* [SOURCE]
2.2 US Case Law (CourtListener/Free Law Project)

API Endpoint: https://www.courtlistener.com/api/rest/v4/ Note: Free tier has rate limits; paid for commercial use

# scripts/download_us_caselaw.py
import httpx
import json
import os
from tqdm import tqdm
import time

BASE_URL = "https://www.courtlistener.com/api/rest/v4"

# Focus on contract-related cases
SEARCH_QUERIES = [
    "non-compete agreement",
    "intellectual property assignment",
    "work for hire",
    "indemnification clause",
    "arbitration clause",
    "confidentiality agreement",
    "breach of contract freelance",
]

def search_opinions(query, max_results=50):
    """Search for case opinions"""
    results = []
    url = f"{BASE_URL}/search/"

    params = {
        "q": query,
        "type": "o",  # opinions
        "order_by": "score desc",
    }

    resp = httpx.get(url, params=params, timeout=30)

    if resp.status_code == 200:
        data = resp.json()
        results = data.get("results", [])[:max_results]

    return results

def download_opinion(opinion_id, output_dir):
    """Download full opinion text"""
    url = f"{BASE_URL}/opinions/{opinion_id}/"
    resp = httpx.get(url, timeout=30)

    if resp.status_code == 200:
        opinion = resp.json()
        with open(f"{output_dir}/{opinion_id}.json", "w") as f:
            json.dump(opinion, f, indent=2)
        return True
    return False

if __name__ == "__main__":
    output_dir = "raw/us_caselaw"
    os.makedirs(output_dir, exist_ok=True)

    all_opinions = []
    for query in SEARCH_QUERIES:
        print(f"Searching: {query}")
        opinions = search_opinions(query)
        all_opinions.extend(opinions)

* [LISTED ENTRIES]
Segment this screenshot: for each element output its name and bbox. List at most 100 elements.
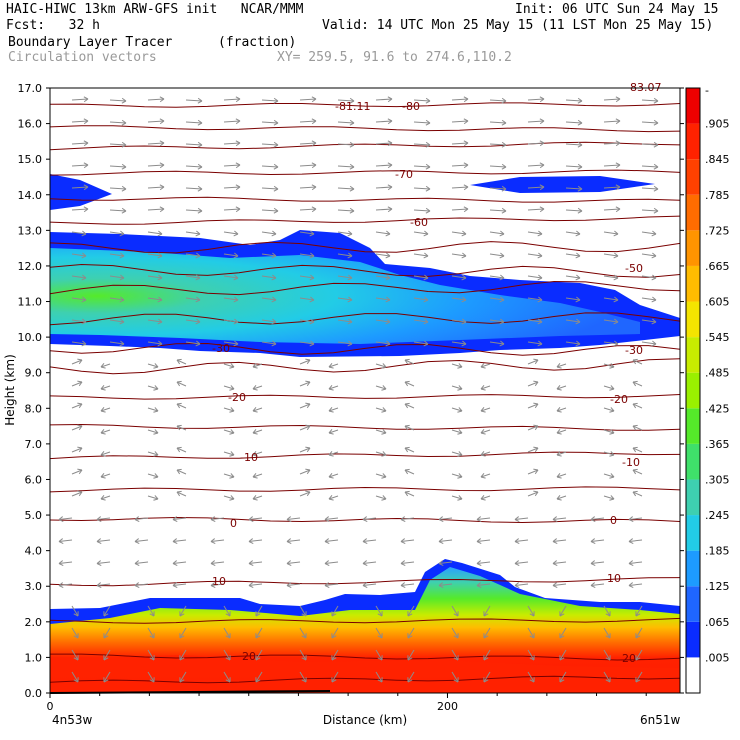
temperature-contour — [50, 141, 680, 151]
vector-arrow — [438, 516, 453, 522]
vector-arrow — [565, 97, 583, 104]
colorbar-swatch — [686, 408, 700, 444]
colorbar-swatch — [686, 443, 700, 480]
vector-arrow — [299, 605, 307, 617]
vector-arrow — [134, 516, 149, 522]
vector-arrow — [635, 649, 643, 661]
vector-arrow — [603, 363, 615, 369]
vector-arrow — [223, 385, 235, 391]
vector-arrow — [375, 429, 387, 435]
colorbar-swatch — [686, 301, 700, 338]
vector-arrow — [451, 252, 467, 259]
vector-arrow — [58, 582, 73, 588]
vector-arrow — [375, 451, 387, 457]
vector-arrow — [248, 582, 263, 588]
colorbar-swatch — [686, 194, 700, 231]
colorbar-label: .845 — [705, 153, 730, 166]
vector-arrow — [337, 252, 353, 259]
colorbar-label: .185 — [705, 545, 730, 558]
vector-arrow — [176, 468, 187, 475]
temperature-contour — [50, 675, 680, 684]
vector-arrow — [603, 140, 621, 147]
vector-arrow — [147, 649, 155, 661]
vector-arrow — [261, 252, 277, 259]
vector-arrow — [147, 96, 165, 103]
vector-arrow — [527, 296, 543, 303]
vector-arrow — [641, 318, 657, 325]
vector-arrow — [252, 473, 263, 479]
vector-arrow — [147, 385, 159, 391]
vector-arrow — [628, 538, 643, 544]
vector-arrow — [299, 118, 317, 125]
vector-arrow — [489, 274, 505, 281]
vector-arrow — [261, 141, 279, 148]
vector-arrow — [185, 296, 201, 303]
vector-arrow — [299, 358, 311, 365]
colorbar-label: .365 — [705, 438, 730, 451]
vector-arrow — [71, 446, 83, 453]
vector-arrow — [134, 560, 149, 566]
vector-arrow — [71, 206, 89, 213]
vector-arrow — [185, 141, 203, 148]
colorbar-label: .485 — [705, 367, 730, 380]
y-tick-label: 12.0 — [18, 260, 43, 273]
vector-arrow — [337, 340, 353, 347]
vector-arrow — [362, 560, 377, 566]
vector-arrow — [404, 468, 415, 475]
vector-arrow — [299, 490, 311, 497]
vector-arrow — [71, 274, 87, 281]
vector-arrow — [451, 495, 463, 501]
vector-arrow — [603, 230, 619, 237]
vector-arrow — [375, 206, 393, 213]
vector-arrow — [375, 363, 387, 369]
colorbar-top-mark: - — [705, 84, 709, 97]
vector-arrow — [299, 468, 311, 475]
vector-arrow — [185, 119, 203, 126]
vector-arrow — [147, 429, 159, 435]
vector-arrow — [451, 162, 469, 169]
vector-arrow — [255, 671, 263, 683]
vector-arrow — [451, 671, 459, 683]
vector-arrow — [413, 318, 429, 325]
vector-arrow — [179, 671, 187, 683]
vector-arrow — [603, 340, 619, 347]
vector-arrow — [603, 627, 611, 639]
vector-arrow — [331, 627, 339, 639]
vector-arrow — [328, 495, 339, 501]
vector-arrow — [147, 671, 155, 683]
vector-arrow — [489, 318, 505, 325]
vector-arrow — [603, 605, 611, 617]
vector-arrow — [438, 582, 453, 588]
colorbar-label: .305 — [705, 473, 730, 486]
vector-arrow — [375, 296, 391, 303]
vector-arrow — [375, 184, 393, 191]
vector-arrow — [527, 118, 545, 125]
vector-arrow — [476, 516, 491, 522]
vector-arrow — [483, 627, 491, 639]
temperature-contour — [50, 577, 680, 587]
vector-arrow — [252, 451, 263, 457]
contour-label-minus20-right: -20 — [610, 393, 628, 406]
vector-arrow — [255, 627, 263, 639]
vector-arrow — [413, 296, 429, 303]
vector-arrow — [527, 274, 543, 281]
vector-arrow — [299, 340, 315, 347]
vector-arrow — [252, 407, 263, 413]
vector-arrow — [527, 627, 535, 639]
vector-arrow — [109, 97, 127, 104]
vector-arrow — [147, 140, 165, 147]
vector-arrow — [261, 163, 279, 170]
vector-arrow — [641, 185, 659, 192]
vector-arrow — [299, 649, 307, 661]
vector-arrow — [407, 671, 415, 683]
vector-arrow — [413, 252, 429, 259]
contour-label-minus50: -50 — [625, 262, 643, 275]
vector-arrow — [565, 318, 581, 325]
vector-arrow — [556, 451, 567, 457]
vector-arrow — [628, 582, 643, 588]
vector-arrow — [480, 495, 491, 501]
vector-arrow — [147, 230, 163, 237]
vector-arrow — [527, 424, 539, 431]
vector-arrow — [552, 538, 567, 544]
colorbar-label: .005 — [705, 651, 730, 664]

* [TASK] Can you return the CourtListener script from "return results" up to and including "opinion = resp.json()", copied character for character? The rows aren't needed for anything here.

* [SOLVED EXERCISE]
return results

def download_opinion(opinion_id, output_dir):
    """Download full opinion text"""
    url = f"{BASE_URL}/opinions/{opinion_id}/"
    resp = httpx.get(url, timeout=30)

    if resp.status_code == 200:
        opinion = resp.json()